- **YOUR OBJECTIVE**
Among the entries below, find the lines that contain the string "color". State only how many there are.

- **MATERIAL FOR THIS TASK**
------

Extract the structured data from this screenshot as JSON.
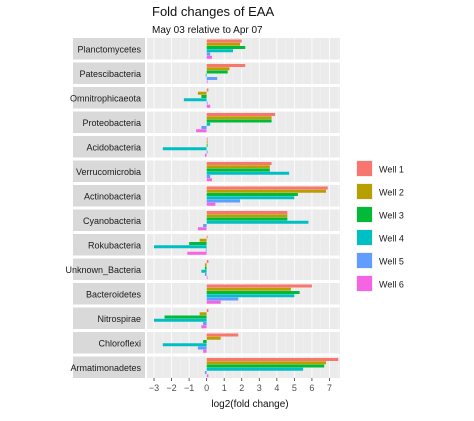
{
  "chart_data": {
    "type": "bar",
    "orientation": "horizontal",
    "faceted": true,
    "title": "Fold changes of EAA",
    "subtitle": "May 03 relative to Apr 07",
    "xlabel": "log2(fold change)",
    "ylabel": "",
    "xlim": [
      -3.4,
      7.6
    ],
    "xticks": [
      -3,
      -2,
      -1,
      0,
      1,
      2,
      3,
      4,
      5,
      6,
      7
    ],
    "xtick_labels": [
      "−3",
      "−2",
      "−1",
      "0",
      "1",
      "2",
      "3",
      "4",
      "5",
      "6",
      "7"
    ],
    "grid": true,
    "legend_position": "right",
    "categories": [
      "Planctomycetes",
      "Patescibacteria",
      "Omnitrophicaeota",
      "Proteobacteria",
      "Acidobacteria",
      "Verrucomicrobia",
      "Actinobacteria",
      "Cyanobacteria",
      "Rokubacteria",
      "Unknown_Bacteria",
      "Bacteroidetes",
      "Nitrospirae",
      "Chloroflexi",
      "Armatimonadetes"
    ],
    "series": [
      {
        "name": "Well 1",
        "color": "#f8766d",
        "values": [
          2.0,
          2.2,
          0.1,
          3.9,
          0.05,
          3.7,
          6.9,
          4.6,
          0.05,
          0.1,
          6.0,
          0.1,
          1.8,
          7.5
        ]
      },
      {
        "name": "Well 2",
        "color": "#b79f00",
        "values": [
          1.9,
          1.3,
          -0.5,
          3.7,
          0.05,
          3.6,
          6.8,
          4.6,
          -0.4,
          -0.1,
          4.8,
          -0.4,
          0.8,
          6.8
        ]
      },
      {
        "name": "Well 3",
        "color": "#00ba38",
        "values": [
          2.2,
          1.2,
          -0.3,
          3.7,
          0.05,
          3.6,
          5.2,
          4.6,
          -1.0,
          -0.1,
          5.3,
          -2.4,
          -0.2,
          6.7
        ]
      },
      {
        "name": "Well 4",
        "color": "#00bfc4",
        "values": [
          1.5,
          -0.05,
          -1.3,
          0.2,
          -2.5,
          4.7,
          5.0,
          5.8,
          -3.0,
          -0.3,
          5.0,
          -3.0,
          -2.5,
          5.5
        ]
      },
      {
        "name": "Well 5",
        "color": "#619cff",
        "values": [
          0.2,
          0.6,
          0.05,
          -0.3,
          0.05,
          0.2,
          1.9,
          -0.2,
          -0.05,
          -0.1,
          1.8,
          -0.2,
          -0.5,
          -0.1
        ]
      },
      {
        "name": "Well 6",
        "color": "#f564e3",
        "values": [
          0.3,
          0.05,
          0.2,
          -0.6,
          -0.1,
          0.3,
          0.5,
          -0.5,
          -1.1,
          0.05,
          0.8,
          -0.3,
          -0.2,
          0.1
        ]
      }
    ]
  }
}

------

- **TASK OUTPUT**
6